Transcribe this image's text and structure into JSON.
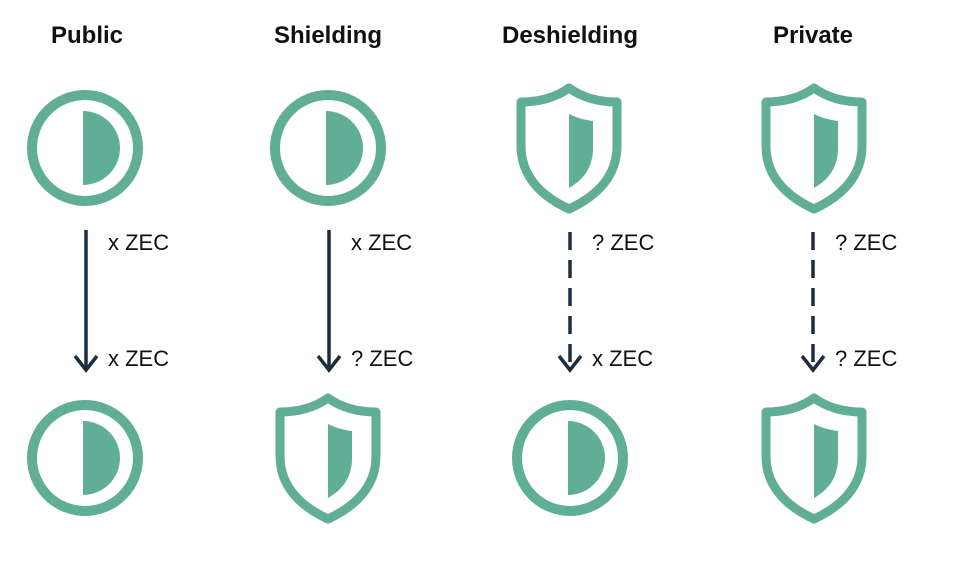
{
  "colors": {
    "accent": "#5fae95",
    "arrow": "#1c2d3f",
    "text": "#111111"
  },
  "columns": [
    {
      "title": "Public",
      "from_icon": "circle-half-icon",
      "to_icon": "circle-half-icon",
      "from_amount": "x ZEC",
      "to_amount": "x ZEC",
      "arrow_style": "solid"
    },
    {
      "title": "Shielding",
      "from_icon": "circle-half-icon",
      "to_icon": "shield-icon",
      "from_amount": "x ZEC",
      "to_amount": "? ZEC",
      "arrow_style": "solid"
    },
    {
      "title": "Deshielding",
      "from_icon": "shield-icon",
      "to_icon": "circle-half-icon",
      "from_amount": "? ZEC",
      "to_amount": "x ZEC",
      "arrow_style": "dashed"
    },
    {
      "title": "Private",
      "from_icon": "shield-icon",
      "to_icon": "shield-icon",
      "from_amount": "? ZEC",
      "to_amount": "? ZEC",
      "arrow_style": "dashed"
    }
  ]
}
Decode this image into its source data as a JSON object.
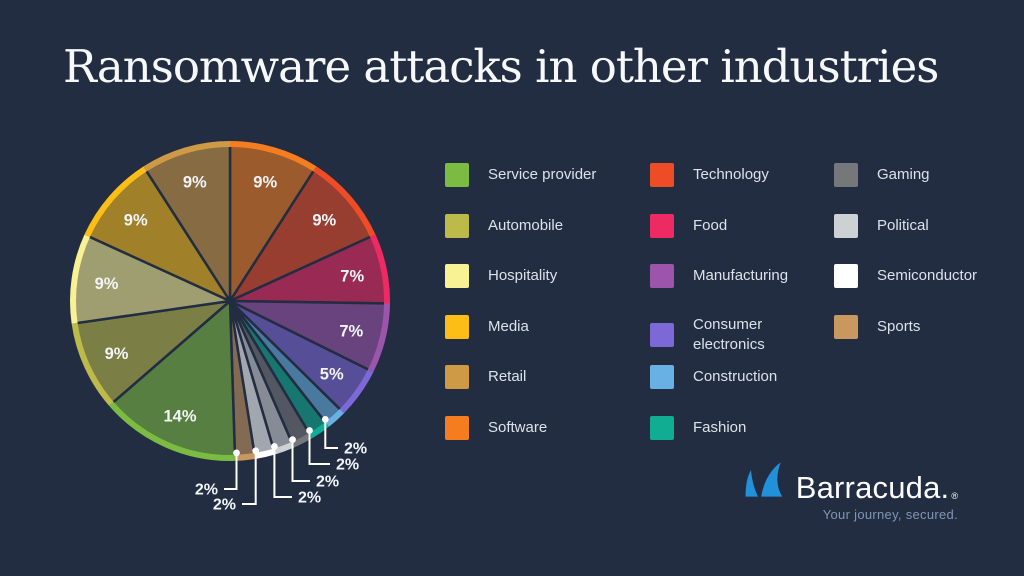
{
  "title": "Ransomware attacks in other industries",
  "colors": {
    "background": "#222d42",
    "title_text": "#f7f8fa",
    "legend_text": "#dce2e9",
    "percent_label": "#f2f5f8",
    "leader_line": "#ffffff",
    "logo_blue": "#2191d9",
    "tagline_text": "#8295b2"
  },
  "chart_data": {
    "type": "pie",
    "title": "Ransomware attacks in other industries",
    "unit": "%",
    "start_angle_deg": 0,
    "direction": "clockwise",
    "legend_position": "right",
    "label_style": "percent labels inside slices; 2% slices use white leader lines with dots",
    "slices": [
      {
        "label": "Software",
        "value": 9,
        "display": "9%",
        "color": "#f57d1f"
      },
      {
        "label": "Technology",
        "value": 9,
        "display": "9%",
        "color": "#ee4c26"
      },
      {
        "label": "Food",
        "value": 7,
        "display": "7%",
        "color": "#ee2a62"
      },
      {
        "label": "Manufacturing",
        "value": 7,
        "display": "7%",
        "color": "#9c55ab"
      },
      {
        "label": "Consumer electronics",
        "value": 5,
        "display": "5%",
        "color": "#7d68d8"
      },
      {
        "label": "Construction",
        "value": 2,
        "display": "2%",
        "color": "#68b2e3"
      },
      {
        "label": "Fashion",
        "value": 2,
        "display": "2%",
        "color": "#10ad92"
      },
      {
        "label": "Gaming",
        "value": 2,
        "display": "2%",
        "color": "#76777b"
      },
      {
        "label": "Political",
        "value": 2,
        "display": "2%",
        "color": "#ced1d3"
      },
      {
        "label": "Semiconductor",
        "value": 2,
        "display": "2%",
        "color": "#ffffff"
      },
      {
        "label": "Sports",
        "value": 2,
        "display": "2%",
        "color": "#c9985f"
      },
      {
        "label": "Service provider",
        "value": 14,
        "display": "14%",
        "color": "#7cbb42"
      },
      {
        "label": "Automobile",
        "value": 9,
        "display": "9%",
        "color": "#bcba49"
      },
      {
        "label": "Hospitality",
        "value": 9,
        "display": "9%",
        "color": "#f9f295"
      },
      {
        "label": "Media",
        "value": 9,
        "display": "9%",
        "color": "#fcbd17"
      },
      {
        "label": "Retail",
        "value": 9,
        "display": "9%",
        "color": "#cf9a45"
      }
    ]
  },
  "legend": {
    "columns": [
      {
        "items": [
          "Service provider",
          "Automobile",
          "Hospitality",
          "Media",
          "Retail",
          "Software"
        ]
      },
      {
        "items": [
          "Technology",
          "Food",
          "Manufacturing",
          "Consumer electronics",
          "Construction",
          "Fashion"
        ]
      },
      {
        "items": [
          "Gaming",
          "Political",
          "Semiconductor",
          "Sports"
        ]
      }
    ]
  },
  "logo": {
    "brand": "Barracuda.",
    "registered": "®",
    "tagline": "Your journey, secured.",
    "icon": "barracuda-fins-icon"
  }
}
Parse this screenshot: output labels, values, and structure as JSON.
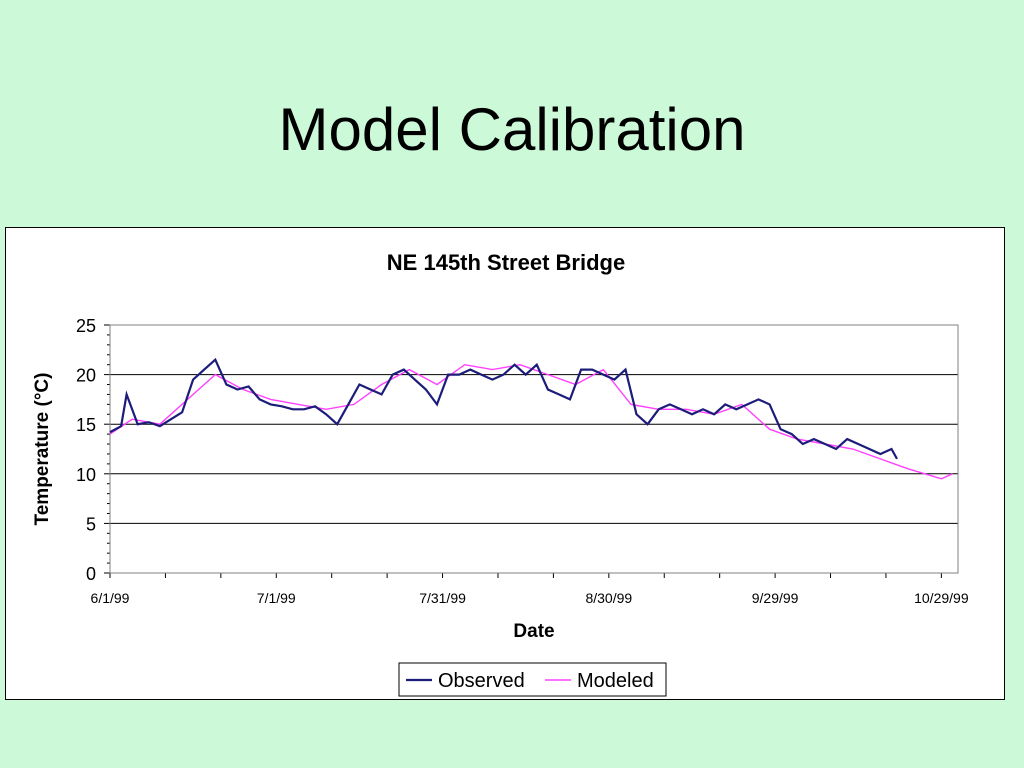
{
  "slide": {
    "title": "Model Calibration"
  },
  "colors": {
    "background": "#ccf9d8",
    "observed": "#1c1c7a",
    "modeled": "#ff40ff",
    "grid": "#000000"
  },
  "chart_data": {
    "type": "line",
    "title": "NE 145th Street Bridge",
    "xlabel": "Date",
    "ylabel": "Temperature (°C)",
    "ylim": [
      0,
      25
    ],
    "yticks": [
      0,
      5,
      10,
      15,
      20,
      25
    ],
    "xlim": [
      "1999-06-01",
      "1999-11-01"
    ],
    "xticks": [
      {
        "date": "1999-06-01",
        "label": "6/1/99"
      },
      {
        "date": "1999-07-01",
        "label": "7/1/99"
      },
      {
        "date": "1999-07-31",
        "label": "7/31/99"
      },
      {
        "date": "1999-08-30",
        "label": "8/30/99"
      },
      {
        "date": "1999-09-29",
        "label": "9/29/99"
      },
      {
        "date": "1999-10-29",
        "label": "10/29/99"
      }
    ],
    "grid": "horizontal",
    "legend": "bottom-center",
    "series": [
      {
        "name": "Observed",
        "color": "#1c1c7a",
        "x": [
          "1999-06-01",
          "1999-06-03",
          "1999-06-04",
          "1999-06-06",
          "1999-06-08",
          "1999-06-10",
          "1999-06-12",
          "1999-06-14",
          "1999-06-16",
          "1999-06-18",
          "1999-06-20",
          "1999-06-22",
          "1999-06-24",
          "1999-06-26",
          "1999-06-28",
          "1999-06-30",
          "1999-07-02",
          "1999-07-04",
          "1999-07-06",
          "1999-07-08",
          "1999-07-10",
          "1999-07-12",
          "1999-07-14",
          "1999-07-16",
          "1999-07-18",
          "1999-07-20",
          "1999-07-22",
          "1999-07-24",
          "1999-07-26",
          "1999-07-28",
          "1999-07-30",
          "1999-08-01",
          "1999-08-03",
          "1999-08-05",
          "1999-08-07",
          "1999-08-09",
          "1999-08-11",
          "1999-08-13",
          "1999-08-15",
          "1999-08-17",
          "1999-08-19",
          "1999-08-21",
          "1999-08-23",
          "1999-08-25",
          "1999-08-27",
          "1999-08-29",
          "1999-08-31",
          "1999-09-02",
          "1999-09-04",
          "1999-09-06",
          "1999-09-08",
          "1999-09-10",
          "1999-09-12",
          "1999-09-14",
          "1999-09-16",
          "1999-09-18",
          "1999-09-20",
          "1999-09-22",
          "1999-09-24",
          "1999-09-26",
          "1999-09-28",
          "1999-09-30",
          "1999-10-02",
          "1999-10-04",
          "1999-10-06",
          "1999-10-08",
          "1999-10-10",
          "1999-10-12",
          "1999-10-14",
          "1999-10-16",
          "1999-10-18",
          "1999-10-20",
          "1999-10-21"
        ],
        "y": [
          14.2,
          14.8,
          18.0,
          15.0,
          15.2,
          14.8,
          15.5,
          16.2,
          19.5,
          20.5,
          21.5,
          19.0,
          18.5,
          18.8,
          17.5,
          17.0,
          16.8,
          16.5,
          16.5,
          16.8,
          16.0,
          15.0,
          17.0,
          19.0,
          18.5,
          18.0,
          20.0,
          20.5,
          19.5,
          18.5,
          17.0,
          20.0,
          20.0,
          20.5,
          20.0,
          19.5,
          20.0,
          21.0,
          20.0,
          21.0,
          18.5,
          18.0,
          17.5,
          20.5,
          20.5,
          20.0,
          19.5,
          20.5,
          16.0,
          15.0,
          16.5,
          17.0,
          16.5,
          16.0,
          16.5,
          16.0,
          17.0,
          16.5,
          17.0,
          17.5,
          17.0,
          14.5,
          14.0,
          13.0,
          13.5,
          13.0,
          12.5,
          13.5,
          13.0,
          12.5,
          12.0,
          12.5,
          11.5
        ]
      },
      {
        "name": "Modeled",
        "color": "#ff40ff",
        "x": [
          "1999-06-01",
          "1999-06-05",
          "1999-06-10",
          "1999-06-15",
          "1999-06-20",
          "1999-06-25",
          "1999-06-30",
          "1999-07-05",
          "1999-07-10",
          "1999-07-15",
          "1999-07-20",
          "1999-07-25",
          "1999-07-30",
          "1999-08-04",
          "1999-08-09",
          "1999-08-14",
          "1999-08-19",
          "1999-08-24",
          "1999-08-29",
          "1999-09-03",
          "1999-09-08",
          "1999-09-13",
          "1999-09-18",
          "1999-09-23",
          "1999-09-28",
          "1999-10-03",
          "1999-10-08",
          "1999-10-13",
          "1999-10-18",
          "1999-10-23",
          "1999-10-26",
          "1999-10-29",
          "1999-10-31"
        ],
        "y": [
          14.0,
          15.5,
          15.0,
          17.5,
          20.0,
          18.5,
          17.5,
          17.0,
          16.5,
          17.0,
          19.0,
          20.5,
          19.0,
          21.0,
          20.5,
          21.0,
          20.0,
          19.0,
          20.5,
          17.0,
          16.5,
          16.5,
          16.0,
          17.0,
          14.5,
          13.5,
          13.0,
          12.5,
          11.5,
          10.5,
          10.0,
          9.5,
          10.0
        ]
      }
    ]
  }
}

════════════════

WHAT IS EXPECTED:
Which lines contain "Service"? Copy each of them.

SOLVED PROBLEM:
        "label": "Service provider",
          "Service provider",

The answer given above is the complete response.